> **ABOUT THIS TASK**: Among the entries below, copy every line that carries the word "ongemak".

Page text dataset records
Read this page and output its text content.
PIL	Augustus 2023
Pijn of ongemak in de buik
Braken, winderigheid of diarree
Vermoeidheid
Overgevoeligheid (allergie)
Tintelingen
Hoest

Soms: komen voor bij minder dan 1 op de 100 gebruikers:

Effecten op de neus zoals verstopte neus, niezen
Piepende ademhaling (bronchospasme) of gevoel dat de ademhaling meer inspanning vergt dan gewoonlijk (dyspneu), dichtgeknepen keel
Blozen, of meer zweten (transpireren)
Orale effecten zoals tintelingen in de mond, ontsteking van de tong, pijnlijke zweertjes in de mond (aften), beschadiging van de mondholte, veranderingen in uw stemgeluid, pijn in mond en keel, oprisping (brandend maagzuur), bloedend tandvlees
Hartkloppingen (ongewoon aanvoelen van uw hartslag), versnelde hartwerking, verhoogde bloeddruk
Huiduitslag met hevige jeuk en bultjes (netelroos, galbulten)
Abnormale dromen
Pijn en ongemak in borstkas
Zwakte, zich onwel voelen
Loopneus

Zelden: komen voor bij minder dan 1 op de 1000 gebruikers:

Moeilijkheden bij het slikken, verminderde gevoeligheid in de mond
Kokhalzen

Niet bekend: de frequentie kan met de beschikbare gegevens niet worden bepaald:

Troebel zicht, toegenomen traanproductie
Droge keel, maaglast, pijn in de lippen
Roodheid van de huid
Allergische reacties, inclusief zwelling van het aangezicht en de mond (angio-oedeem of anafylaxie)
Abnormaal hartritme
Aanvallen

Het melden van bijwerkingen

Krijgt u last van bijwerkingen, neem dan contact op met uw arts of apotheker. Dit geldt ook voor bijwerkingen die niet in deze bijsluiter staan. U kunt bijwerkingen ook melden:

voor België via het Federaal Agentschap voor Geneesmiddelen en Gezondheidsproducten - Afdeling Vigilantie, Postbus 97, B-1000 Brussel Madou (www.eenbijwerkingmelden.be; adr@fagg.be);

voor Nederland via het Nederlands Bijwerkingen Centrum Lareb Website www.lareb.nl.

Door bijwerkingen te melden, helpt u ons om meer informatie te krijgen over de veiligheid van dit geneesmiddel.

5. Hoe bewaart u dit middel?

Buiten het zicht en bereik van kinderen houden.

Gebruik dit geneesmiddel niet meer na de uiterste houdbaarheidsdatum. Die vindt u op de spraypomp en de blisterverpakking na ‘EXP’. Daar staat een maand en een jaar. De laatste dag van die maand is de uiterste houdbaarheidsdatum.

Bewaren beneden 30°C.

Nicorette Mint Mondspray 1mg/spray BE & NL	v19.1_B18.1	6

> **RESULT OF THE EXERCISE**:
Pijn of ongemak in de buik
Pijn en ongemak in borstkas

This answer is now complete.